▶ _GOAL OF THE EXERCISE_: Here are some records; quote them exactly, leaving out the pictures.

▶ _Collected data entries_:
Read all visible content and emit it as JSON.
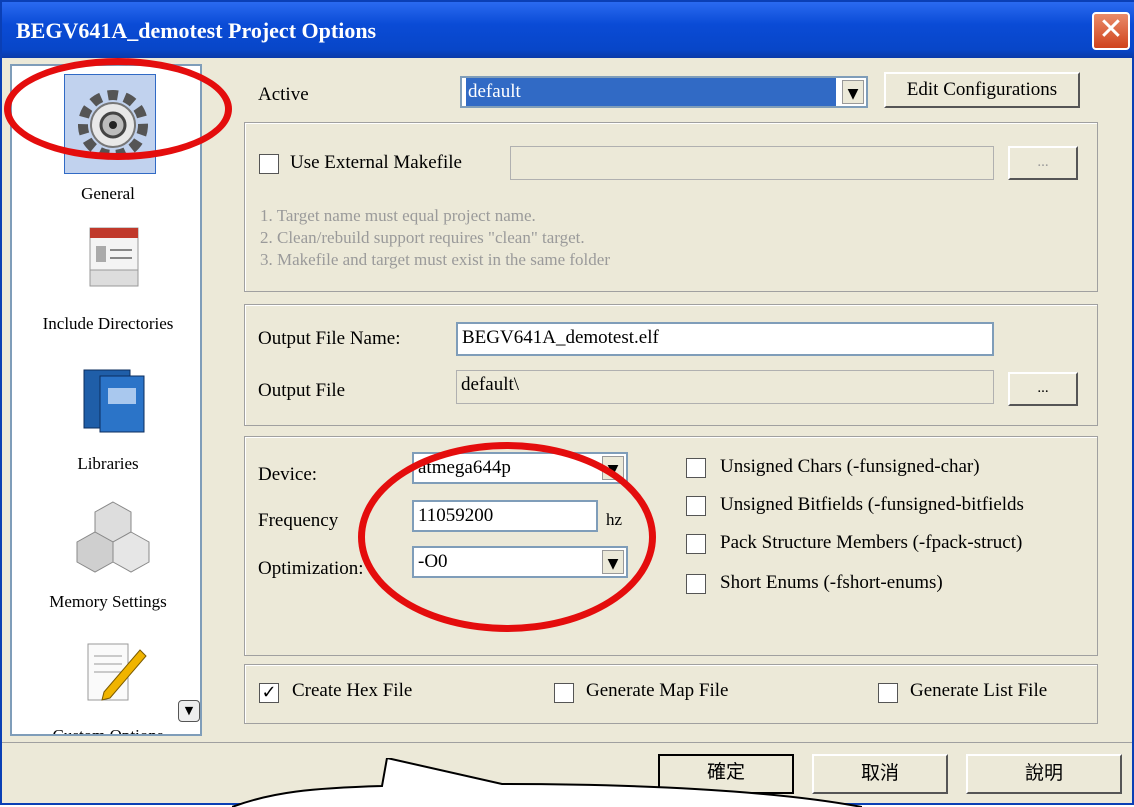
{
  "window": {
    "title": "BEGV641A_demotest Project Options",
    "close_glyph": "✕"
  },
  "sidebar": {
    "items": [
      {
        "label": "General",
        "icon": "gear-icon",
        "selected": true
      },
      {
        "label": "Include Directories",
        "icon": "folder-list-icon"
      },
      {
        "label": "Libraries",
        "icon": "books-icon"
      },
      {
        "label": "Memory Settings",
        "icon": "cubes-icon"
      },
      {
        "label": "Custom Options",
        "icon": "notepad-pencil-icon"
      }
    ],
    "scroll_glyph": "▼"
  },
  "active": {
    "label": "Active",
    "value": "default",
    "button": "Edit Configurations"
  },
  "makefile": {
    "checkbox_label": "Use External Makefile",
    "checked": false,
    "browse": "...",
    "notes": [
      "1. Target name must equal project name.",
      "2. Clean/rebuild support requires  \"clean\" target.",
      "3. Makefile and target must exist in the same folder"
    ]
  },
  "output": {
    "name_label": "Output File Name:",
    "name_value": "BEGV641A_demotest.elf",
    "dir_label": "Output File",
    "dir_value": "default\\",
    "browse": "..."
  },
  "device": {
    "device_label": "Device:",
    "device_value": "atmega644p",
    "freq_label": "Frequency",
    "freq_value": "11059200",
    "freq_unit": "hz",
    "opt_label": "Optimization:",
    "opt_value": "-O0"
  },
  "flags": [
    {
      "label": "Unsigned Chars (-funsigned-char)",
      "checked": false
    },
    {
      "label": "Unsigned Bitfields (-funsigned-bitfields",
      "checked": false
    },
    {
      "label": "Pack Structure Members (-fpack-struct)",
      "checked": false
    },
    {
      "label": "Short Enums (-fshort-enums)",
      "checked": false
    }
  ],
  "files": {
    "hex": {
      "label": "Create Hex File",
      "checked": true
    },
    "map": {
      "label": "Generate Map File",
      "checked": false
    },
    "list": {
      "label": "Generate List File",
      "checked": false
    }
  },
  "footer": {
    "ok": "確定",
    "cancel": "取消",
    "help": "說明"
  },
  "check_glyph": "✓",
  "dropdown_glyph": "▼",
  "annotation_color": "#e40d0d"
}
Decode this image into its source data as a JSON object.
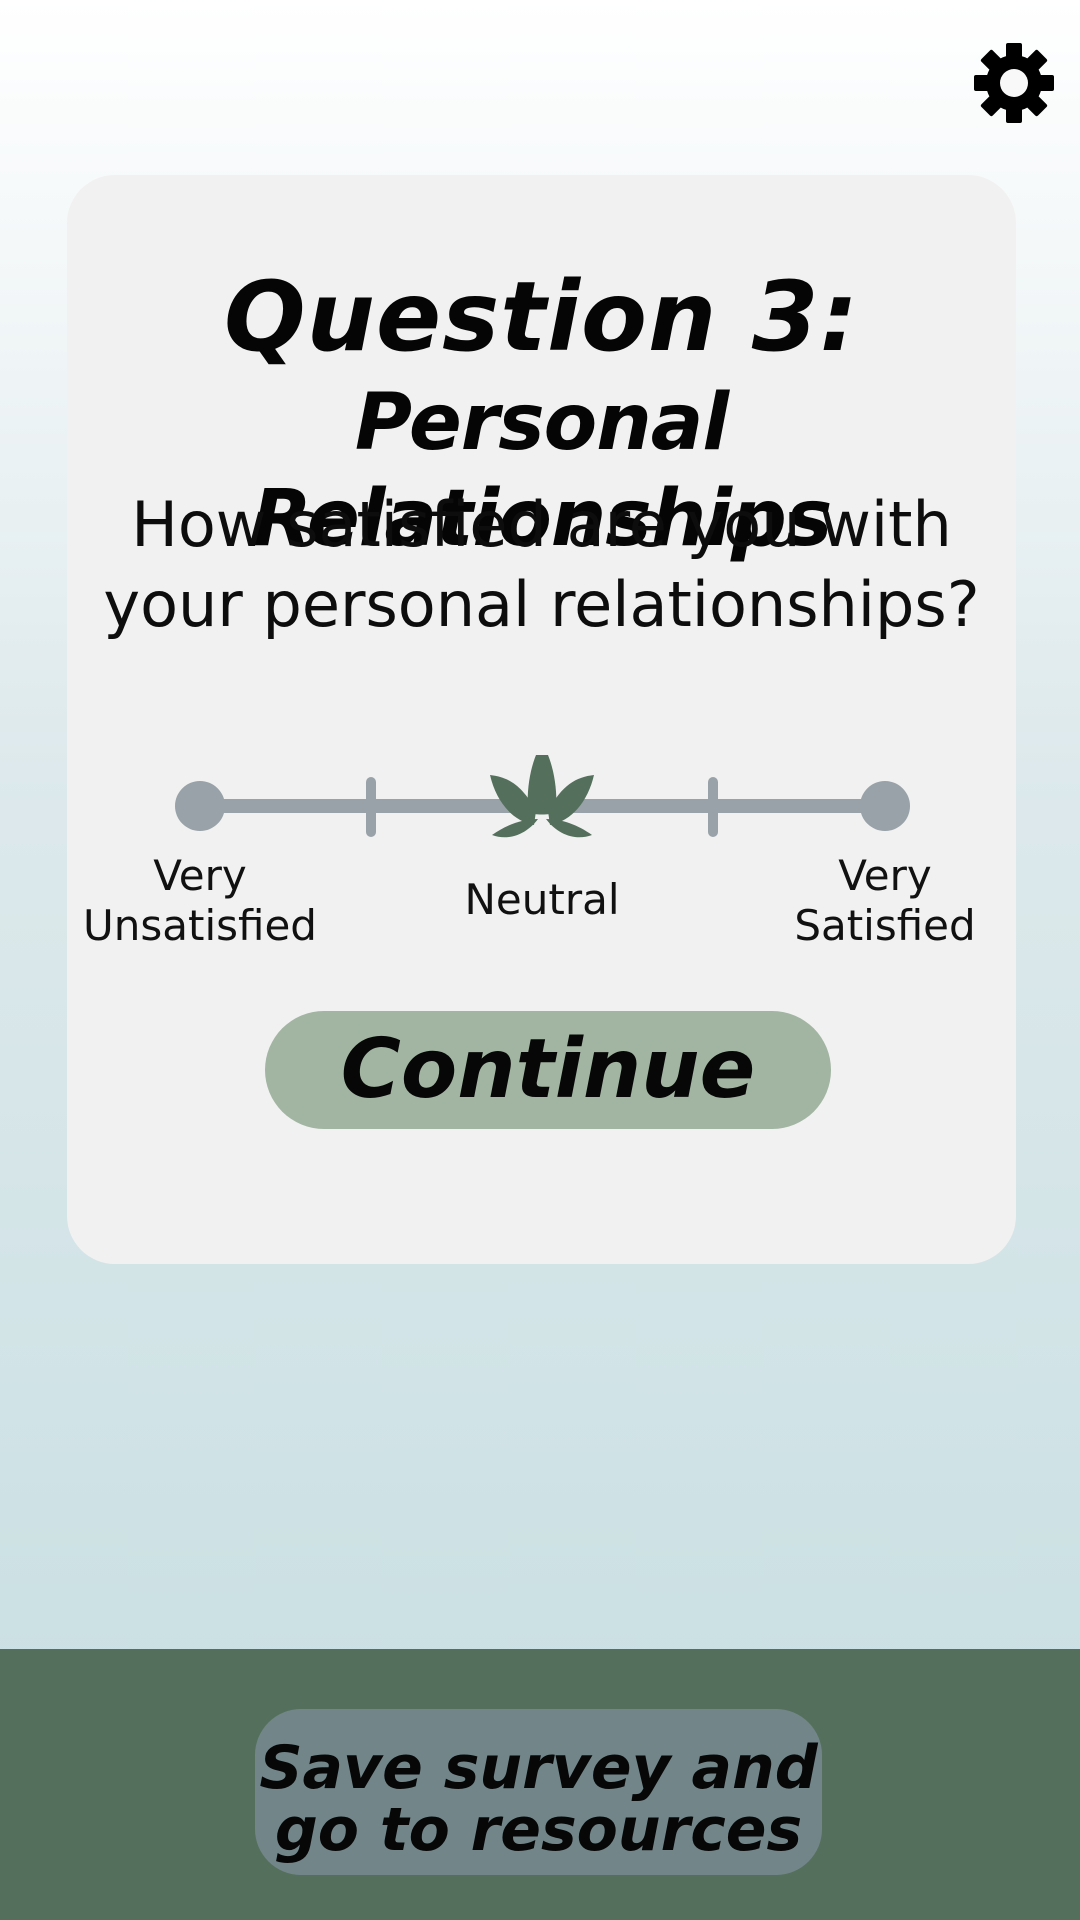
{
  "header": {
    "settings_icon": "gear-icon"
  },
  "survey": {
    "title_line1": "Question 3:",
    "title_line2": "Personal Relationships",
    "question_line1": "How satisfied are you with",
    "question_line2": "your personal relationships?",
    "scale": {
      "left_label_line1": "Very",
      "left_label_line2": "Unsatisfied",
      "center_label": "Neutral",
      "right_label_line1": "Very",
      "right_label_line2": "Satisfied",
      "steps": 5,
      "selected_step": 3,
      "thumb_icon": "leaf-icon"
    },
    "continue_label": "Continue"
  },
  "footer": {
    "save_label_line1": "Save survey and",
    "save_label_line2": "go to resources"
  },
  "colors": {
    "card_bg": "#f1f1f1",
    "track": "#98a2a8",
    "thumb": "#54705c",
    "continue_bg": "#a2b5a2",
    "footer_bg": "#54705c",
    "save_bg": "#72868a"
  }
}
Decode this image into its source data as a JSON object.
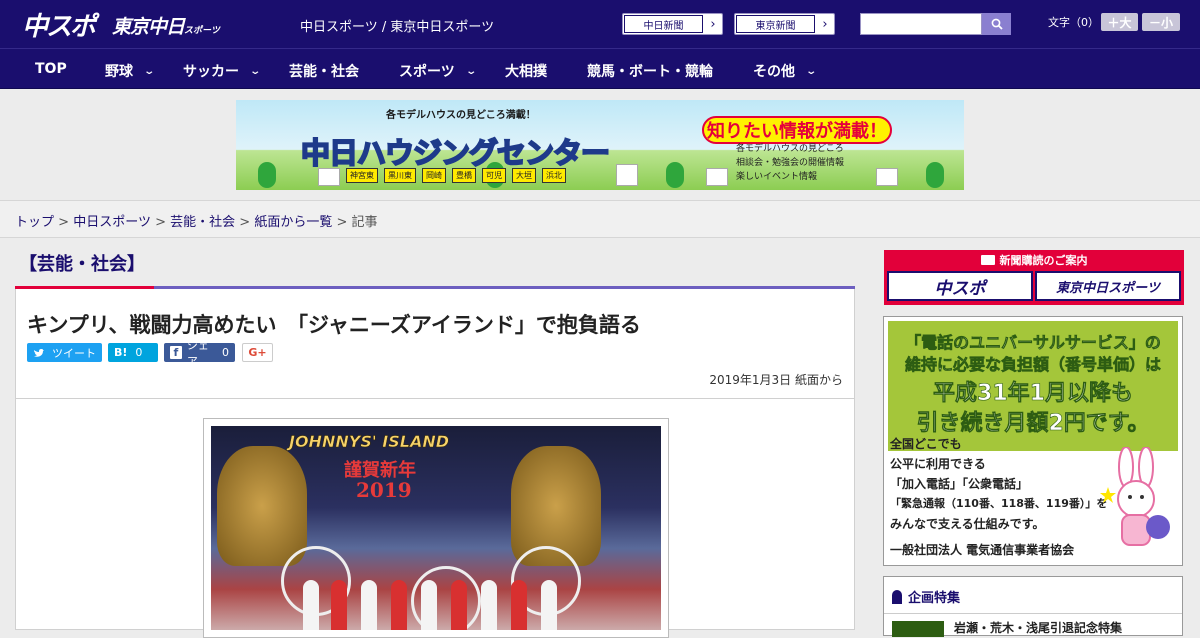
{
  "header": {
    "logo_primary": "中スポ",
    "logo_secondary": "東京中日",
    "logo_secondary_small": "スポーツ",
    "site_title": "中日スポーツ / 東京中日スポーツ",
    "paper_links": [
      {
        "label": "中日新聞"
      },
      {
        "label": "東京新聞"
      }
    ],
    "search_placeholder": "",
    "font_size_label": "文字（0）",
    "font_larger": "＋大",
    "font_smaller": "－小"
  },
  "nav": [
    {
      "label": "TOP",
      "dropdown": false
    },
    {
      "label": "野球",
      "dropdown": true
    },
    {
      "label": "サッカー",
      "dropdown": true
    },
    {
      "label": "芸能・社会",
      "dropdown": false
    },
    {
      "label": "スポーツ",
      "dropdown": true
    },
    {
      "label": "大相撲",
      "dropdown": false
    },
    {
      "label": "競馬・ボート・競輪",
      "dropdown": false
    },
    {
      "label": "その他",
      "dropdown": true
    }
  ],
  "banner": {
    "top_text": "各モデルハウスの見どころ満載！",
    "main_text": "中日ハウジングセンター",
    "bubble_text": "知りたい情報が満載！",
    "list": [
      "各モデルハウスの見どころ",
      "相談会・勉強会の開催情報",
      "楽しいイベント情報"
    ],
    "cities": [
      "神宮東",
      "黒川東",
      "岡崎",
      "豊橋",
      "可児",
      "大垣",
      "浜北"
    ]
  },
  "breadcrumb": {
    "items": [
      "トップ",
      "中日スポーツ",
      "芸能・社会",
      "紙面から一覧"
    ],
    "current": "記事",
    "separator": ">"
  },
  "section_title": "【芸能・社会】",
  "article": {
    "title": "キンプリ、戦闘力高めたい　「ジャニーズアイランド」で抱負語る",
    "share": {
      "tweet": "ツイート",
      "hatena": "B!",
      "hatena_count": "0",
      "facebook": "シェア",
      "facebook_count": "0",
      "gplus": "G+"
    },
    "date": "2019年1月3日 紙面から",
    "photo": {
      "title_text": "JOHNNYS' ISLAND",
      "greeting": "謹賀新年",
      "year": "2019"
    }
  },
  "sidebar": {
    "subscribe_header": "新聞購読のご案内",
    "subscribe_links": [
      {
        "label": "中スポ"
      },
      {
        "label": "東京中日スポーツ"
      }
    ],
    "universal_ad": {
      "line1": "「電話のユニバーサルサービス」の",
      "line2": "維持に必要な負担額（番号単価）は",
      "line3": "平成31年1月以降も",
      "line4": "引き続き月額2円です。",
      "body": [
        "全国どこでも",
        "公平に利用できる",
        "「加入電話」「公衆電話」",
        "「緊急通報（110番、118番、119番）」を",
        "みんなで支える仕組みです。"
      ],
      "footer": "一般社団法人 電気通信事業者協会"
    },
    "feature_header": "企画特集",
    "feature_item": "岩瀬・荒木・浅尾引退記念特集"
  },
  "colors": {
    "header_bg": "#1a0e6e",
    "accent_red": "#e2003a",
    "section_line": "#6d5fc0",
    "twitter": "#1da1f2",
    "hatena": "#00a4de",
    "facebook": "#3b5998"
  }
}
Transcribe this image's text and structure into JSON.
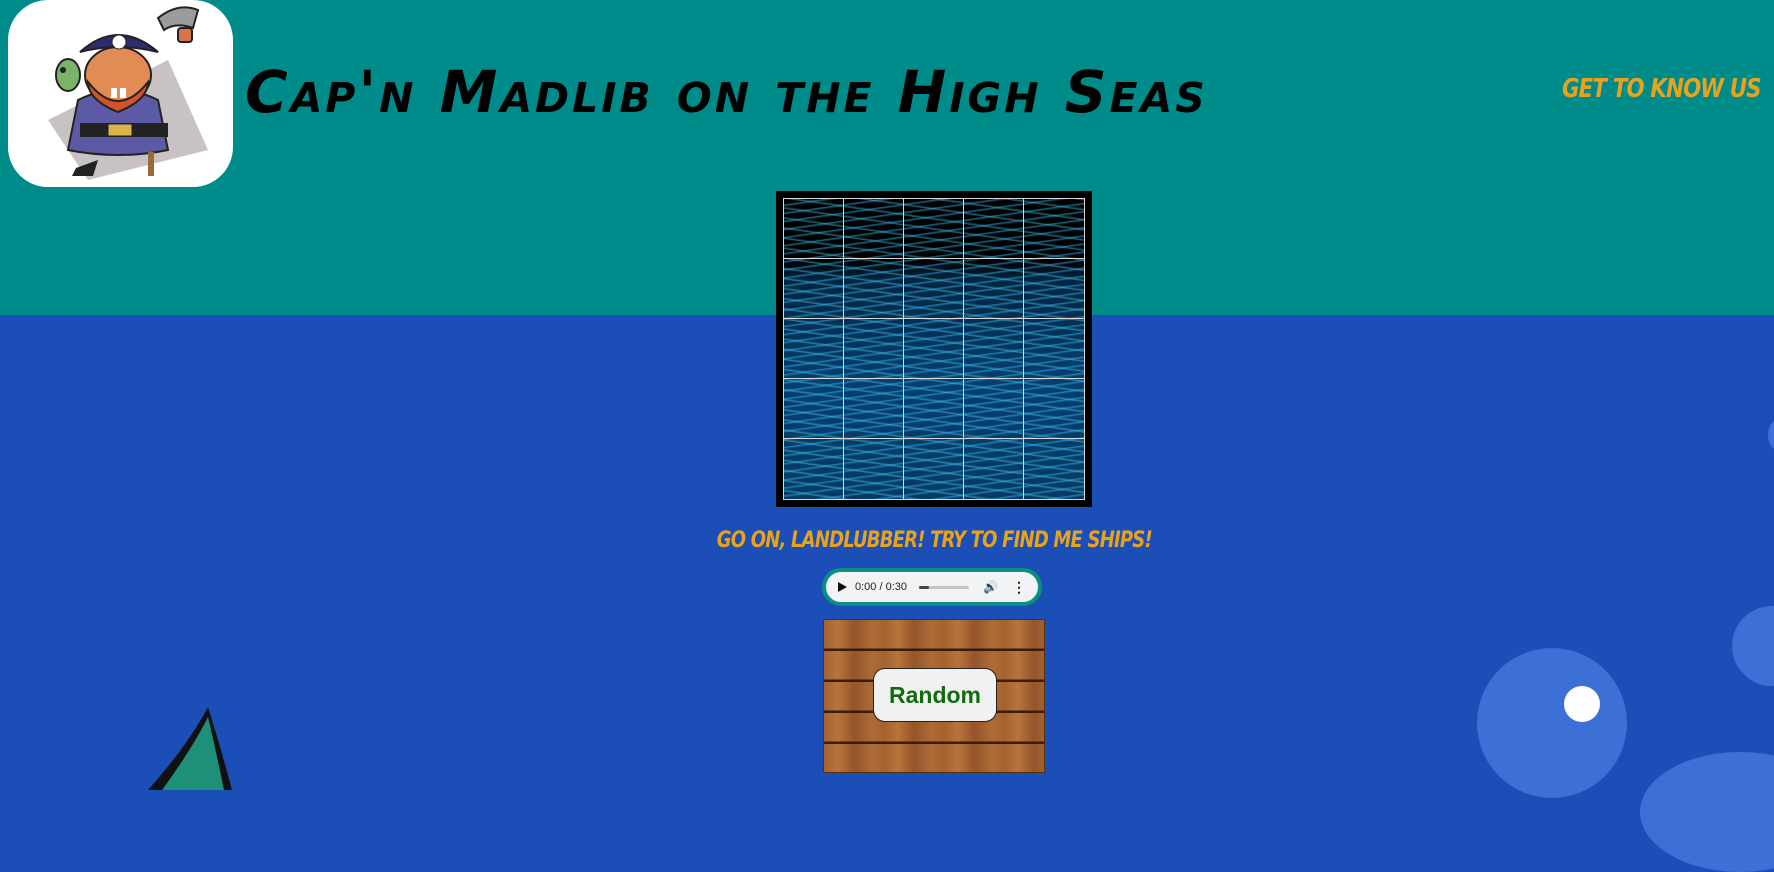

▶ _SOLUTION FOR THIS EXERCISE_:
Read all visible content and emit it as JSON.
{
  "window": {
    "title": "BEGV641A_demotest Project Options",
    "close_glyph": "✕"
  },
  "sidebar": {
    "items": [
      {
        "label": "General",
        "icon": "gear-icon",
        "selected": true
      },
      {
        "label": "Include Directories",
        "icon": "folder-list-icon"
      },
      {
        "label": "Libraries",
        "icon": "books-icon"
      },
      {
        "label": "Memory Settings",
        "icon": "cubes-icon"
      },
      {
        "label": "Custom Options",
        "icon": "notepad-pencil-icon"
      }
    ],
    "scroll_glyph": "▼"
  },
  "active": {
    "label": "Active",
    "value": "default",
    "button": "Edit Configurations"
  },
  "makefile": {
    "checkbox_label": "Use External Makefile",
    "checked": false,
    "browse": "...",
    "notes": [
      "1. Target name must equal project name.",
      "2. Clean/rebuild support requires  \"clean\" target.",
      "3. Makefile and target must exist in the same folder"
    ]
  },
  "output": {
    "name_label": "Output File Name:",
    "name_value": "BEGV641A_demotest.elf",
    "dir_label": "Output File",
    "dir_value": "default\\",
    "browse": "..."
  },
  "device": {
    "device_label": "Device:",
    "device_value": "atmega644p",
    "freq_label": "Frequency",
    "freq_value": "11059200",
    "freq_unit": "hz",
    "opt_label": "Optimization:",
    "opt_value": "-O0"
  },
  "flags": [
    {
      "label": "Unsigned Chars (-funsigned-char)",
      "checked": false
    },
    {
      "label": "Unsigned Bitfields (-funsigned-bitfields",
      "checked": false
    },
    {
      "label": "Pack Structure Members (-fpack-struct)",
      "checked": false
    },
    {
      "label": "Short Enums (-fshort-enums)",
      "checked": false
    }
  ],
  "files": {
    "hex": {
      "label": "Create Hex File",
      "checked": true
    },
    "map": {
      "label": "Generate Map File",
      "checked": false
    },
    "list": {
      "label": "Generate List File",
      "checked": false
    }
  },
  "footer": {
    "ok": "確定",
    "cancel": "取消",
    "help": "說明"
  },
  "check_glyph": "✓",
  "dropdown_glyph": "▼",
  "annotation_color": "#e40d0d"
}
Decode this image into its source data as a JSON object.
{
  "header": {
    "settings_icon": "gear-icon"
  },
  "survey": {
    "title_line1": "Question 3:",
    "title_line2": "Personal Relationships",
    "question_line1": "How satisfied are you with",
    "question_line2": "your personal relationships?",
    "scale": {
      "left_label_line1": "Very",
      "left_label_line2": "Unsatisfied",
      "center_label": "Neutral",
      "right_label_line1": "Very",
      "right_label_line2": "Satisfied",
      "steps": 5,
      "selected_step": 3,
      "thumb_icon": "leaf-icon"
    },
    "continue_label": "Continue"
  },
  "footer": {
    "save_label_line1": "Save survey and",
    "save_label_line2": "go to resources"
  },
  "colors": {
    "card_bg": "#f1f1f1",
    "track": "#98a2a8",
    "thumb": "#54705c",
    "continue_bg": "#a2b5a2",
    "footer_bg": "#54705c",
    "save_bg": "#72868a"
  }
}
Decode this image into its source data as a JSON object.
{
  "header": {
    "logo_primary": "中スポ",
    "logo_secondary": "東京中日",
    "logo_secondary_small": "スポーツ",
    "site_title": "中日スポーツ / 東京中日スポーツ",
    "paper_links": [
      {
        "label": "中日新聞"
      },
      {
        "label": "東京新聞"
      }
    ],
    "search_placeholder": "",
    "font_size_label": "文字（0）",
    "font_larger": "＋大",
    "font_smaller": "－小"
  },
  "nav": [
    {
      "label": "TOP",
      "dropdown": false
    },
    {
      "label": "野球",
      "dropdown": true
    },
    {
      "label": "サッカー",
      "dropdown": true
    },
    {
      "label": "芸能・社会",
      "dropdown": false
    },
    {
      "label": "スポーツ",
      "dropdown": true
    },
    {
      "label": "大相撲",
      "dropdown": false
    },
    {
      "label": "競馬・ボート・競輪",
      "dropdown": false
    },
    {
      "label": "その他",
      "dropdown": true
    }
  ],
  "banner": {
    "top_text": "各モデルハウスの見どころ満載！",
    "main_text": "中日ハウジングセンター",
    "bubble_text": "知りたい情報が満載！",
    "list": [
      "各モデルハウスの見どころ",
      "相談会・勉強会の開催情報",
      "楽しいイベント情報"
    ],
    "cities": [
      "神宮東",
      "黒川東",
      "岡崎",
      "豊橋",
      "可児",
      "大垣",
      "浜北"
    ]
  },
  "breadcrumb": {
    "items": [
      "トップ",
      "中日スポーツ",
      "芸能・社会",
      "紙面から一覧"
    ],
    "current": "記事",
    "separator": ">"
  },
  "section_title": "【芸能・社会】",
  "article": {
    "title": "キンプリ、戦闘力高めたい　「ジャニーズアイランド」で抱負語る",
    "share": {
      "tweet": "ツイート",
      "hatena": "B!",
      "hatena_count": "0",
      "facebook": "シェア",
      "facebook_count": "0",
      "gplus": "G+"
    },
    "date": "2019年1月3日 紙面から",
    "photo": {
      "title_text": "JOHNNYS' ISLAND",
      "greeting": "謹賀新年",
      "year": "2019"
    }
  },
  "sidebar": {
    "subscribe_header": "新聞購読のご案内",
    "subscribe_links": [
      {
        "label": "中スポ"
      },
      {
        "label": "東京中日スポーツ"
      }
    ],
    "universal_ad": {
      "line1": "「電話のユニバーサルサービス」の",
      "line2": "維持に必要な負担額（番号単価）は",
      "line3": "平成31年1月以降も",
      "line4": "引き続き月額2円です。",
      "body": [
        "全国どこでも",
        "公平に利用できる",
        "「加入電話」「公衆電話」",
        "「緊急通報（110番、118番、119番）」を",
        "みんなで支える仕組みです。"
      ],
      "footer": "一般社団法人 電気通信事業者協会"
    },
    "feature_header": "企画特集",
    "feature_item": "岩瀬・荒木・浅尾引退記念特集"
  },
  "colors": {
    "header_bg": "#1a0e6e",
    "accent_red": "#e2003a",
    "section_line": "#6d5fc0",
    "twitter": "#1da1f2",
    "hatena": "#00a4de",
    "facebook": "#3b5998"
  }
}
Transcribe this image's text and structure into JSON.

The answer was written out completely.